[Written request] Reproduce the records below in their entirety, character for character.

[Listed entries]
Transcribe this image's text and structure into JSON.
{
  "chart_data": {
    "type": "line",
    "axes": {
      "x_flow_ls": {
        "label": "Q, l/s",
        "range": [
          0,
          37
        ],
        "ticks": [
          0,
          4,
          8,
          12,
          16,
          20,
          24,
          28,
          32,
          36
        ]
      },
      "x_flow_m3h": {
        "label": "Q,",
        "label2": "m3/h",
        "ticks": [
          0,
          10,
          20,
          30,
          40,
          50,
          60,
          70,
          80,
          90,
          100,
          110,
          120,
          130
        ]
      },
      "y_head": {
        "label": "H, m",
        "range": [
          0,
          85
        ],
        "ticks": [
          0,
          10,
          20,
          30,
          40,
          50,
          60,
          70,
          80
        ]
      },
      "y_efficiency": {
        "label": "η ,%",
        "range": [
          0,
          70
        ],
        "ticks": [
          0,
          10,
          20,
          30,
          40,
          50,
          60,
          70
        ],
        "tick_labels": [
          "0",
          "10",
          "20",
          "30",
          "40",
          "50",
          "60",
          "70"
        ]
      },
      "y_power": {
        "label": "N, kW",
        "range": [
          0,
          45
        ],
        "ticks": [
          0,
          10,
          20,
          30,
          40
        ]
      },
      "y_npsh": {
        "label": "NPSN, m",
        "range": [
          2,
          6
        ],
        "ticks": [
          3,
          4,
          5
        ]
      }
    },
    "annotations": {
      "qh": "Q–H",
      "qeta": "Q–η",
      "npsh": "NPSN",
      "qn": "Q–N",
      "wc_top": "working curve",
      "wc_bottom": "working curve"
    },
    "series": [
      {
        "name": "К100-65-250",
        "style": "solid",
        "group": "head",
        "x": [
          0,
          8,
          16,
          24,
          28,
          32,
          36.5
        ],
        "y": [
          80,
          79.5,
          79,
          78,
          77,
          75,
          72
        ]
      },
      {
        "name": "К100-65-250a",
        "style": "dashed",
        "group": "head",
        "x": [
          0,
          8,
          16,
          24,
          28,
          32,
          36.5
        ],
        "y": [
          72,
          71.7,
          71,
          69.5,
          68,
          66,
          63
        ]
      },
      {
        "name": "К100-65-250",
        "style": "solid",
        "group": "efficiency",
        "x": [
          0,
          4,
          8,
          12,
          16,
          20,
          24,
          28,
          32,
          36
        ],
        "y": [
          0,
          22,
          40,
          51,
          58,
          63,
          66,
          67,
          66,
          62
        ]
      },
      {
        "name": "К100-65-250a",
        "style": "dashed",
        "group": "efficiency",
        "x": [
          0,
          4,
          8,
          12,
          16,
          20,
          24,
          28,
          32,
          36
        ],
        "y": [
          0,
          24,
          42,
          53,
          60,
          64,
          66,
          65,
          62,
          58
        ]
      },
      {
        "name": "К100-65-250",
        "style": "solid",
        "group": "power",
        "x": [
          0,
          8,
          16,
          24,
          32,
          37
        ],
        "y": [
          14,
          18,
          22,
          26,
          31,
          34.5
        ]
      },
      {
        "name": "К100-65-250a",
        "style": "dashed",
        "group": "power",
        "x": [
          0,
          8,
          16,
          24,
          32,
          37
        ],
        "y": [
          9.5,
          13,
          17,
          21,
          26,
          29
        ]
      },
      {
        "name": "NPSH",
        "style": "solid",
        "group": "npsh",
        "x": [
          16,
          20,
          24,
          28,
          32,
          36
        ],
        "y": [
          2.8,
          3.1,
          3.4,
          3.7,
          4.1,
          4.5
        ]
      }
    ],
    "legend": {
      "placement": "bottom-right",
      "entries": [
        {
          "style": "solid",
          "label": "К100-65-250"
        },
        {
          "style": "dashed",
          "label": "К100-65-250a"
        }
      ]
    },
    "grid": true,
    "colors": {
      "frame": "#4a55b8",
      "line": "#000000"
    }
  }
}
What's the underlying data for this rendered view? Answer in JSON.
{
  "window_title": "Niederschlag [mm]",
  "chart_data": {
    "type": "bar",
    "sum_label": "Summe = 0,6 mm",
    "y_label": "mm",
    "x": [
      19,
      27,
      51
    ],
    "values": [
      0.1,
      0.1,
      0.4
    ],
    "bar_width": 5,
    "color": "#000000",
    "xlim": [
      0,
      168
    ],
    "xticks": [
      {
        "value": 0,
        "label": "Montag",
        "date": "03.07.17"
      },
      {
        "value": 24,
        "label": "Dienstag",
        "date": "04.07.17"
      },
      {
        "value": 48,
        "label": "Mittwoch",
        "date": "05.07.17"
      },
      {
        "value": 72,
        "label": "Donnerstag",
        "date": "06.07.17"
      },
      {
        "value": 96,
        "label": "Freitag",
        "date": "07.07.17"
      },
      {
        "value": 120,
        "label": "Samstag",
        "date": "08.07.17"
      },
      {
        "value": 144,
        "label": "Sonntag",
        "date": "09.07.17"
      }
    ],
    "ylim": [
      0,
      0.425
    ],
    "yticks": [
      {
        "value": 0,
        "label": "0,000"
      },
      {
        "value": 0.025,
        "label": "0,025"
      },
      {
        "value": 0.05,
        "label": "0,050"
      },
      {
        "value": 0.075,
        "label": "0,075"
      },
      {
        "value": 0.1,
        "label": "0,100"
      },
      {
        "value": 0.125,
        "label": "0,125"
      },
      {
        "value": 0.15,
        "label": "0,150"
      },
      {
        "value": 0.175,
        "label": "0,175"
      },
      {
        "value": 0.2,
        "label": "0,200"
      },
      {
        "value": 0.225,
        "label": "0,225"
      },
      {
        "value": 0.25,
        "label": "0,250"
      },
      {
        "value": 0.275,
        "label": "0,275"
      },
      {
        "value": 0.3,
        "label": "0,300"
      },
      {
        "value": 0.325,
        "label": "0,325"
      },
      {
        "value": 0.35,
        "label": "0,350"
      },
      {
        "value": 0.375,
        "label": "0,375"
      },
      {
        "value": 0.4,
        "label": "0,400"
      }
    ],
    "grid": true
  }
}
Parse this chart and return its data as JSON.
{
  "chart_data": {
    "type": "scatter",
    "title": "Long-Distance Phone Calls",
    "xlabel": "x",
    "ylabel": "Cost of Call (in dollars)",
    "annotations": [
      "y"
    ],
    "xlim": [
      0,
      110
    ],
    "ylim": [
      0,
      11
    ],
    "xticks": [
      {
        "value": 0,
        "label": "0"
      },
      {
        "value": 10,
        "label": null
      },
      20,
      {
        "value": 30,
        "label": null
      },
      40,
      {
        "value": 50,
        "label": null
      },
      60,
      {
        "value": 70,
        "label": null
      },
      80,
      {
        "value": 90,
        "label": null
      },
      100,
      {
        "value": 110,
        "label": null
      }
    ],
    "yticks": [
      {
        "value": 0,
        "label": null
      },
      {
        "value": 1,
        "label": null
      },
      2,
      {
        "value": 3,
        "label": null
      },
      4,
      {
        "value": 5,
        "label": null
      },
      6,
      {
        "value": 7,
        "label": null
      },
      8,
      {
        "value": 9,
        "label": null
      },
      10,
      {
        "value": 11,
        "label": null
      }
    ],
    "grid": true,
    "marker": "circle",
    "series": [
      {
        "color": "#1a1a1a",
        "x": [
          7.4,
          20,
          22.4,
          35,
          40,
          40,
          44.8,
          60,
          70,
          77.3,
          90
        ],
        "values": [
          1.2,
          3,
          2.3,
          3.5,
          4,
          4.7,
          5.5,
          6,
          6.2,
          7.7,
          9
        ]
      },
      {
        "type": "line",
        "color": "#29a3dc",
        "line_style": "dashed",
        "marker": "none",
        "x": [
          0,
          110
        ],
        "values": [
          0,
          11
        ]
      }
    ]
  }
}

[Task response]
Transcribe this image's text and structure into JSON.
{
  "chart_data": {
    "type": "line",
    "axes": {
      "x_flow_ls": {
        "label": "Q, l/s",
        "range": [
          0,
          37
        ],
        "ticks": [
          0,
          4,
          8,
          12,
          16,
          20,
          24,
          28,
          32,
          36
        ]
      },
      "x_flow_m3h": {
        "label": "Q,",
        "label2": "m3/h",
        "ticks": [
          0,
          10,
          20,
          30,
          40,
          50,
          60,
          70,
          80,
          90,
          100,
          110,
          120,
          130
        ]
      },
      "y_head": {
        "label": "H, m",
        "range": [
          0,
          85
        ],
        "ticks": [
          0,
          10,
          20,
          30,
          40,
          50,
          60,
          70,
          80
        ]
      },
      "y_efficiency": {
        "label": "η ,%",
        "range": [
          0,
          70
        ],
        "ticks": [
          0,
          10,
          20,
          30,
          40,
          50,
          60,
          70
        ],
        "tick_labels": [
          "0",
          "10",
          "20",
          "30",
          "40",
          "50",
          "60",
          "70"
        ]
      },
      "y_power": {
        "label": "N, kW",
        "range": [
          0,
          45
        ],
        "ticks": [
          0,
          10,
          20,
          30,
          40
        ]
      },
      "y_npsh": {
        "label": "NPSN, m",
        "range": [
          2,
          6
        ],
        "ticks": [
          3,
          4,
          5
        ]
      }
    },
    "annotations": {
      "qh": "Q–H",
      "qeta": "Q–η",
      "npsh": "NPSN",
      "qn": "Q–N",
      "wc_top": "working curve",
      "wc_bottom": "working curve"
    },
    "series": [
      {
        "name": "К100-65-250",
        "style": "solid",
        "group": "head",
        "x": [
          0,
          8,
          16,
          24,
          28,
          32,
          36.5
        ],
        "y": [
          80,
          79.5,
          79,
          78,
          77,
          75,
          72
        ]
      },
      {
        "name": "К100-65-250a",
        "style": "dashed",
        "group": "head",
        "x": [
          0,
          8,
          16,
          24,
          28,
          32,
          36.5
        ],
        "y": [
          72,
          71.7,
          71,
          69.5,
          68,
          66,
          63
        ]
      },
      {
        "name": "К100-65-250",
        "style": "solid",
        "group": "efficiency",
        "x": [
          0,
          4,
          8,
          12,
          16,
          20,
          24,
          28,
          32,
          36
        ],
        "y": [
          0,
          22,
          40,
          51,
          58,
          63,
          66,
          67,
          66,
          62
        ]
      },
      {
        "name": "К100-65-250a",
        "style": "dashed",
        "group": "efficiency",
        "x": [
          0,
          4,
          8,
          12,
          16,
          20,
          24,
          28,
          32,
          36
        ],
        "y": [
          0,
          24,
          42,
          53,
          60,
          64,
          66,
          65,
          62,
          58
        ]
      },
      {
        "name": "К100-65-250",
        "style": "solid",
        "group": "power",
        "x": [
          0,
          8,
          16,
          24,
          32,
          37
        ],
        "y": [
          14,
          18,
          22,
          26,
          31,
          34.5
        ]
      },
      {
        "name": "К100-65-250a",
        "style": "dashed",
        "group": "power",
        "x": [
          0,
          8,
          16,
          24,
          32,
          37
        ],
        "y": [
          9.5,
          13,
          17,
          21,
          26,
          29
        ]
      },
      {
        "name": "NPSH",
        "style": "solid",
        "group": "npsh",
        "x": [
          16,
          20,
          24,
          28,
          32,
          36
        ],
        "y": [
          2.8,
          3.1,
          3.4,
          3.7,
          4.1,
          4.5
        ]
      }
    ],
    "legend": {
      "placement": "bottom-right",
      "entries": [
        {
          "style": "solid",
          "label": "К100-65-250"
        },
        {
          "style": "dashed",
          "label": "К100-65-250a"
        }
      ]
    },
    "grid": true,
    "colors": {
      "frame": "#4a55b8",
      "line": "#000000"
    }
  }
}
What's the underlying data for this rendered view? Answer in JSON.
{
  "window_title": "Niederschlag [mm]",
  "chart_data": {
    "type": "bar",
    "sum_label": "Summe = 0,6 mm",
    "y_label": "mm",
    "x": [
      19,
      27,
      51
    ],
    "values": [
      0.1,
      0.1,
      0.4
    ],
    "bar_width": 5,
    "color": "#000000",
    "xlim": [
      0,
      168
    ],
    "xticks": [
      {
        "value": 0,
        "label": "Montag",
        "date": "03.07.17"
      },
      {
        "value": 24,
        "label": "Dienstag",
        "date": "04.07.17"
      },
      {
        "value": 48,
        "label": "Mittwoch",
        "date": "05.07.17"
      },
      {
        "value": 72,
        "label": "Donnerstag",
        "date": "06.07.17"
      },
      {
        "value": 96,
        "label": "Freitag",
        "date": "07.07.17"
      },
      {
        "value": 120,
        "label": "Samstag",
        "date": "08.07.17"
      },
      {
        "value": 144,
        "label": "Sonntag",
        "date": "09.07.17"
      }
    ],
    "ylim": [
      0,
      0.425
    ],
    "yticks": [
      {
        "value": 0,
        "label": "0,000"
      },
      {
        "value": 0.025,
        "label": "0,025"
      },
      {
        "value": 0.05,
        "label": "0,050"
      },
      {
        "value": 0.075,
        "label": "0,075"
      },
      {
        "value": 0.1,
        "label": "0,100"
      },
      {
        "value": 0.125,
        "label": "0,125"
      },
      {
        "value": 0.15,
        "label": "0,150"
      },
      {
        "value": 0.175,
        "label": "0,175"
      },
      {
        "value": 0.2,
        "label": "0,200"
      },
      {
        "value": 0.225,
        "label": "0,225"
      },
      {
        "value": 0.25,
        "label": "0,250"
      },
      {
        "value": 0.275,
        "label": "0,275"
      },
      {
        "value": 0.3,
        "label": "0,300"
      },
      {
        "value": 0.325,
        "label": "0,325"
      },
      {
        "value": 0.35,
        "label": "0,350"
      },
      {
        "value": 0.375,
        "label": "0,375"
      },
      {
        "value": 0.4,
        "label": "0,400"
      }
    ],
    "grid": true
  }
}
Parse this chart and return its data as JSON.
{
  "chart_data": {
    "type": "scatter",
    "title": "Long-Distance Phone Calls",
    "xlabel": "x",
    "ylabel": "Cost of Call (in dollars)",
    "annotations": [
      "y"
    ],
    "xlim": [
      0,
      110
    ],
    "ylim": [
      0,
      11
    ],
    "xticks": [
      {
        "value": 0,
        "label": "0"
      },
      {
        "value": 10,
        "label": null
      },
      20,
      {
        "value": 30,
        "label": null
      },
      40,
      {
        "value": 50,
        "label": null
      },
      60,
      {
        "value": 70,
        "label": null
      },
      80,
      {
        "value": 90,
        "label": null
      },
      100,
      {
        "value": 110,
        "label": null
      }
    ],
    "yticks": [
      {
        "value": 0,
        "label": null
      },
      {
        "value": 1,
        "label": null
      },
      2,
      {
        "value": 3,
        "label": null
      },
      4,
      {
        "value": 5,
        "label": null
      },
      6,
      {
        "value": 7,
        "label": null
      },
      8,
      {
        "value": 9,
        "label": null
      },
      10,
      {
        "value": 11,
        "label": null
      }
    ],
    "grid": true,
    "marker": "circle",
    "series": [
      {
        "color": "#1a1a1a",
        "x": [
          7.4,
          20,
          22.4,
          35,
          40,
          40,
          44.8,
          60,
          70,
          77.3,
          90
        ],
        "values": [
          1.2,
          3,
          2.3,
          3.5,
          4,
          4.7,
          5.5,
          6,
          6.2,
          7.7,
          9
        ]
      },
      {
        "type": "line",
        "color": "#29a3dc",
        "line_style": "dashed",
        "marker": "none",
        "x": [
          0,
          110
        ],
        "values": [
          0,
          11
        ]
      }
    ]
  }
}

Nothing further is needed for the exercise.